▶ Data for this task:
%%

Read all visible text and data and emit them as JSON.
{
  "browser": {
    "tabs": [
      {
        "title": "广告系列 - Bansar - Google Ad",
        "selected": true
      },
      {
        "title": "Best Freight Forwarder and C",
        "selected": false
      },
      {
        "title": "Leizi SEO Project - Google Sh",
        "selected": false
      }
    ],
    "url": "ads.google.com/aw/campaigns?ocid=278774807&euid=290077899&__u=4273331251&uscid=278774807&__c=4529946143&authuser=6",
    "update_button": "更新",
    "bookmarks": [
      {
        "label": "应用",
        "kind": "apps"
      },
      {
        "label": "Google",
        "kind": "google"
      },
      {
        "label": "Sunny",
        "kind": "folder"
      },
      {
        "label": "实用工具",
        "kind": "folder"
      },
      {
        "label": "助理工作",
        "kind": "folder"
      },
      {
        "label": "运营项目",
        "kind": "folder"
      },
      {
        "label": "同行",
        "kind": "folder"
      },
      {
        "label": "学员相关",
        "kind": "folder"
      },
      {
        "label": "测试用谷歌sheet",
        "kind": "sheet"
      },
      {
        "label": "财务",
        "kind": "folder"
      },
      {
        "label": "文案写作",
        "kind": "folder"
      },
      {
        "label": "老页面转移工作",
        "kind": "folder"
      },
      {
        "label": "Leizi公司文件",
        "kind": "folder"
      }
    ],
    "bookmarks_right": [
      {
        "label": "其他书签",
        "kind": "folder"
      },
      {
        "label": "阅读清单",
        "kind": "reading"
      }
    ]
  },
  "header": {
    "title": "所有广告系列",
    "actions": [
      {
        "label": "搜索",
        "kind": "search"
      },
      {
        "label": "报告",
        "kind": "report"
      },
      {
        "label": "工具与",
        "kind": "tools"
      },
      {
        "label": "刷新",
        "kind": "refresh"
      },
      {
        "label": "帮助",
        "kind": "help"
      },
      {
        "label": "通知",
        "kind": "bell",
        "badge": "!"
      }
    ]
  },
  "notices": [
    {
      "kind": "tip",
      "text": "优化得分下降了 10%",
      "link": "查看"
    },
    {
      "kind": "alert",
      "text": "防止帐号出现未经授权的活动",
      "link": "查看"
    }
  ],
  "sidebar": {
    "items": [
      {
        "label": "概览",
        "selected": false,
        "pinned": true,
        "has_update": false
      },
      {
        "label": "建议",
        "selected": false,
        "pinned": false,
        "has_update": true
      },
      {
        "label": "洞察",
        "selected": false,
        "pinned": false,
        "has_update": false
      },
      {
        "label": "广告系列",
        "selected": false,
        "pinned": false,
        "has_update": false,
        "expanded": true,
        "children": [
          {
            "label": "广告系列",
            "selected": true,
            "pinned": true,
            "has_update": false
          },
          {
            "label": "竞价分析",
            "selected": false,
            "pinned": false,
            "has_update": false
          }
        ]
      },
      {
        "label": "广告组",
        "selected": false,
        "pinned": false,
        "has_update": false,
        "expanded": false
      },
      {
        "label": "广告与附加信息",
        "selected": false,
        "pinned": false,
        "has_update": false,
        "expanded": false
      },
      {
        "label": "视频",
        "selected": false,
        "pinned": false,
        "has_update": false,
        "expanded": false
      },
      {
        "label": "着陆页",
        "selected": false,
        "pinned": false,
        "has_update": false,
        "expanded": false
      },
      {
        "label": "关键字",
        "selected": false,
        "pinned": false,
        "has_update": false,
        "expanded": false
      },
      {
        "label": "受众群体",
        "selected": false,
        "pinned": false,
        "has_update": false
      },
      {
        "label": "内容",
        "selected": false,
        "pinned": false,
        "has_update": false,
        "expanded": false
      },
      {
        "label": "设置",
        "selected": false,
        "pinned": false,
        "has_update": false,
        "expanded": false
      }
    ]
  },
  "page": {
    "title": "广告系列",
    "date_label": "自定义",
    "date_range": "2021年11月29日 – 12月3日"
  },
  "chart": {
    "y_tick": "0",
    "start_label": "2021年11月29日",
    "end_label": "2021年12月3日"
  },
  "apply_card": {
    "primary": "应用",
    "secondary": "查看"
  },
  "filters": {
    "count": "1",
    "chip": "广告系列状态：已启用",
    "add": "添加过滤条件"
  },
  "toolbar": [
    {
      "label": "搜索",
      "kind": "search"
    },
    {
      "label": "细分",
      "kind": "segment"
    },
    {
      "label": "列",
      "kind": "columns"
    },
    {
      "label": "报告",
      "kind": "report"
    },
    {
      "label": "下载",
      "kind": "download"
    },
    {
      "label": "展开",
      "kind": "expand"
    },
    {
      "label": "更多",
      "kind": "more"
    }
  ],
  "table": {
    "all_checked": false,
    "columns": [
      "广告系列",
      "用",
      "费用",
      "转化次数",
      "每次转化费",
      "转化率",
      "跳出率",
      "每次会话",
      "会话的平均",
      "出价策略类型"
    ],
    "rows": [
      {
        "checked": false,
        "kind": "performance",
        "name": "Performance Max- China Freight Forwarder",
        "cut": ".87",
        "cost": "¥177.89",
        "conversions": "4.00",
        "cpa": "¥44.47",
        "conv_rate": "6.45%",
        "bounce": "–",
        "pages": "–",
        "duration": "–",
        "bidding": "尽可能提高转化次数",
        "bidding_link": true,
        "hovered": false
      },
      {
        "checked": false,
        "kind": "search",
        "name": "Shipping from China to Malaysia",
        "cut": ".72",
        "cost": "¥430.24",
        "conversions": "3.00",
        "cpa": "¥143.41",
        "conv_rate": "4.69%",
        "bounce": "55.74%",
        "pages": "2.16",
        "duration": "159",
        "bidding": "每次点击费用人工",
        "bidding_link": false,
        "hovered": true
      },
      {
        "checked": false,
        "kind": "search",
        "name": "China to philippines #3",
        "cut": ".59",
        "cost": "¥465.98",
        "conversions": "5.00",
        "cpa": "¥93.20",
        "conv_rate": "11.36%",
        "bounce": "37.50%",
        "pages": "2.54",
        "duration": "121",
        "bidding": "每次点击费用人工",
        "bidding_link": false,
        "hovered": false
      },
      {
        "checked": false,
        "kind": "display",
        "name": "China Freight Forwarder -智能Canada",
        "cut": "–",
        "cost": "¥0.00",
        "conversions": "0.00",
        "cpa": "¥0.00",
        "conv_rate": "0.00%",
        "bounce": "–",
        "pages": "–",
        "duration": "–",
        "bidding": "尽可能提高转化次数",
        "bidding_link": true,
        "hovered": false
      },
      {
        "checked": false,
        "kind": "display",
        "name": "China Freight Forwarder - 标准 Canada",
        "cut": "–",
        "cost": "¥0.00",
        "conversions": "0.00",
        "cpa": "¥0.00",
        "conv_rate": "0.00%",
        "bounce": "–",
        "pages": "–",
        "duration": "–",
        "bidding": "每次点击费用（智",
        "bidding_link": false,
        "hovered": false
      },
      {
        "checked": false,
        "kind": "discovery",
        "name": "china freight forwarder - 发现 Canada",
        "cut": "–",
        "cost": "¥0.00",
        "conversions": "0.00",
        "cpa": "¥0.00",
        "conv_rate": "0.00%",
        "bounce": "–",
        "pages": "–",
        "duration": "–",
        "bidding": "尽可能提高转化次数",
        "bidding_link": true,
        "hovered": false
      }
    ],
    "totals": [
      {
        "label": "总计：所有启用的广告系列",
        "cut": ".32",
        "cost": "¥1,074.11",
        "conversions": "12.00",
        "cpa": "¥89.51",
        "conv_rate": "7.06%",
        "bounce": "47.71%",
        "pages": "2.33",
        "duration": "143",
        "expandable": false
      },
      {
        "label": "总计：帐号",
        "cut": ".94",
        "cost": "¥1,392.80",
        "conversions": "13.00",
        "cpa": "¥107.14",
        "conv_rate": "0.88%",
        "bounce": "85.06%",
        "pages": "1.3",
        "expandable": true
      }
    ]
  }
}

%%

▶ Direction: Write out all records exactly, keeping every detail.

▶ Answer to the exercise:
Read all visible text and data and emit them as JSON.
{
  "browser": {
    "tabs": [
      {
        "title": "广告系列 - Bansar - Google Ad",
        "selected": true
      },
      {
        "title": "Best Freight Forwarder and C",
        "selected": false
      },
      {
        "title": "Leizi SEO Project - Google Sh",
        "selected": false
      }
    ],
    "url": "ads.google.com/aw/campaigns?ocid=278774807&euid=290077899&__u=4273331251&uscid=278774807&__c=4529946143&authuser=6",
    "update_button": "更新",
    "bookmarks": [
      {
        "label": "应用",
        "kind": "apps"
      },
      {
        "label": "Google",
        "kind": "google"
      },
      {
        "label": "Sunny",
        "kind": "folder"
      },
      {
        "label": "实用工具",
        "kind": "folder"
      },
      {
        "label": "助理工作",
        "kind": "folder"
      },
      {
        "label": "运营项目",
        "kind": "folder"
      },
      {
        "label": "同行",
        "kind": "folder"
      },
      {
        "label": "学员相关",
        "kind": "folder"
      },
      {
        "label": "测试用谷歌sheet",
        "kind": "sheet"
      },
      {
        "label": "财务",
        "kind": "folder"
      },
      {
        "label": "文案写作",
        "kind": "folder"
      },
      {
        "label": "老页面转移工作",
        "kind": "folder"
      },
      {
        "label": "Leizi公司文件",
        "kind": "folder"
      }
    ],
    "bookmarks_right": [
      {
        "label": "其他书签",
        "kind": "folder"
      },
      {
        "label": "阅读清单",
        "kind": "reading"
      }
    ]
  },
  "header": {
    "title": "所有广告系列",
    "actions": [
      {
        "label": "搜索",
        "kind": "search"
      },
      {
        "label": "报告",
        "kind": "report"
      },
      {
        "label": "工具与",
        "kind": "tools"
      },
      {
        "label": "刷新",
        "kind": "refresh"
      },
      {
        "label": "帮助",
        "kind": "help"
      },
      {
        "label": "通知",
        "kind": "bell",
        "badge": "!"
      }
    ]
  },
  "notices": [
    {
      "kind": "tip",
      "text": "优化得分下降了 10%",
      "link": "查看"
    },
    {
      "kind": "alert",
      "text": "防止帐号出现未经授权的活动",
      "link": "查看"
    }
  ],
  "sidebar": {
    "items": [
      {
        "label": "概览",
        "selected": false,
        "pinned": true,
        "has_update": false
      },
      {
        "label": "建议",
        "selected": false,
        "pinned": false,
        "has_update": true
      },
      {
        "label": "洞察",
        "selected": false,
        "pinned": false,
        "has_update": false
      },
      {
        "label": "广告系列",
        "selected": false,
        "pinned": false,
        "has_update": false,
        "expanded": true,
        "children": [
          {
            "label": "广告系列",
            "selected": true,
            "pinned": true,
            "has_update": false
          },
          {
            "label": "竞价分析",
            "selected": false,
            "pinned": false,
            "has_update": false
          }
        ]
      },
      {
        "label": "广告组",
        "selected": false,
        "pinned": false,
        "has_update": false,
        "expanded": false
      },
      {
        "label": "广告与附加信息",
        "selected": false,
        "pinned": false,
        "has_update": false,
        "expanded": false
      },
      {
        "label": "视频",
        "selected": false,
        "pinned": false,
        "has_update": false,
        "expanded": false
      },
      {
        "label": "着陆页",
        "selected": false,
        "pinned": false,
        "has_update": false,
        "expanded": false
      },
      {
        "label": "关键字",
        "selected": false,
        "pinned": false,
        "has_update": false,
        "expanded": false
      },
      {
        "label": "受众群体",
        "selected": false,
        "pinned": false,
        "has_update": false
      },
      {
        "label": "内容",
        "selected": false,
        "pinned": false,
        "has_update": false,
        "expanded": false
      },
      {
        "label": "设置",
        "selected": false,
        "pinned": false,
        "has_update": false,
        "expanded": false
      }
    ]
  },
  "page": {
    "title": "广告系列",
    "date_label": "自定义",
    "date_range": "2021年11月29日 – 12月3日"
  },
  "chart": {
    "y_tick": "0",
    "start_label": "2021年11月29日",
    "end_label": "2021年12月3日"
  },
  "apply_card": {
    "primary": "应用",
    "secondary": "查看"
  },
  "filters": {
    "count": "1",
    "chip": "广告系列状态：已启用",
    "add": "添加过滤条件"
  },
  "toolbar": [
    {
      "label": "搜索",
      "kind": "search"
    },
    {
      "label": "细分",
      "kind": "segment"
    },
    {
      "label": "列",
      "kind": "columns"
    },
    {
      "label": "报告",
      "kind": "report"
    },
    {
      "label": "下载",
      "kind": "download"
    },
    {
      "label": "展开",
      "kind": "expand"
    },
    {
      "label": "更多",
      "kind": "more"
    }
  ],
  "table": {
    "all_checked": false,
    "columns": [
      "广告系列",
      "用",
      "费用",
      "转化次数",
      "每次转化费",
      "转化率",
      "跳出率",
      "每次会话",
      "会话的平均",
      "出价策略类型"
    ],
    "rows": [
      {
        "checked": false,
        "kind": "performance",
        "name": "Performance Max- China Freight Forwarder",
        "cut": ".87",
        "cost": "¥177.89",
        "conversions": "4.00",
        "cpa": "¥44.47",
        "conv_rate": "6.45%",
        "bounce": "–",
        "pages": "–",
        "duration": "–",
        "bidding": "尽可能提高转化次数",
        "bidding_link": true,
        "hovered": false
      },
      {
        "checked": false,
        "kind": "search",
        "name": "Shipping from China to Malaysia",
        "cut": ".72",
        "cost": "¥430.24",
        "conversions": "3.00",
        "cpa": "¥143.41",
        "conv_rate": "4.69%",
        "bounce": "55.74%",
        "pages": "2.16",
        "duration": "159",
        "bidding": "每次点击费用人工",
        "bidding_link": false,
        "hovered": true
      },
      {
        "checked": false,
        "kind": "search",
        "name": "China to philippines #3",
        "cut": ".59",
        "cost": "¥465.98",
        "conversions": "5.00",
        "cpa": "¥93.20",
        "conv_rate": "11.36%",
        "bounce": "37.50%",
        "pages": "2.54",
        "duration": "121",
        "bidding": "每次点击费用人工",
        "bidding_link": false,
        "hovered": false
      },
      {
        "checked": false,
        "kind": "display",
        "name": "China Freight Forwarder -智能Canada",
        "cut": "–",
        "cost": "¥0.00",
        "conversions": "0.00",
        "cpa": "¥0.00",
        "conv_rate": "0.00%",
        "bounce": "–",
        "pages": "–",
        "duration": "–",
        "bidding": "尽可能提高转化次数",
        "bidding_link": true,
        "hovered": false
      },
      {
        "checked": false,
        "kind": "display",
        "name": "China Freight Forwarder - 标准 Canada",
        "cut": "–",
        "cost": "¥0.00",
        "conversions": "0.00",
        "cpa": "¥0.00",
        "conv_rate": "0.00%",
        "bounce": "–",
        "pages": "–",
        "duration": "–",
        "bidding": "每次点击费用（智",
        "bidding_link": false,
        "hovered": false
      },
      {
        "checked": false,
        "kind": "discovery",
        "name": "china freight forwarder - 发现 Canada",
        "cut": "–",
        "cost": "¥0.00",
        "conversions": "0.00",
        "cpa": "¥0.00",
        "conv_rate": "0.00%",
        "bounce": "–",
        "pages": "–",
        "duration": "–",
        "bidding": "尽可能提高转化次数",
        "bidding_link": true,
        "hovered": false
      }
    ],
    "totals": [
      {
        "label": "总计：所有启用的广告系列",
        "cut": ".32",
        "cost": "¥1,074.11",
        "conversions": "12.00",
        "cpa": "¥89.51",
        "conv_rate": "7.06%",
        "bounce": "47.71%",
        "pages": "2.33",
        "duration": "143",
        "expandable": false
      },
      {
        "label": "总计：帐号",
        "cut": ".94",
        "cost": "¥1,392.80",
        "conversions": "13.00",
        "cpa": "¥107.14",
        "conv_rate": "0.88%",
        "bounce": "85.06%",
        "pages": "1.3",
        "expandable": true
      }
    ]
  }
}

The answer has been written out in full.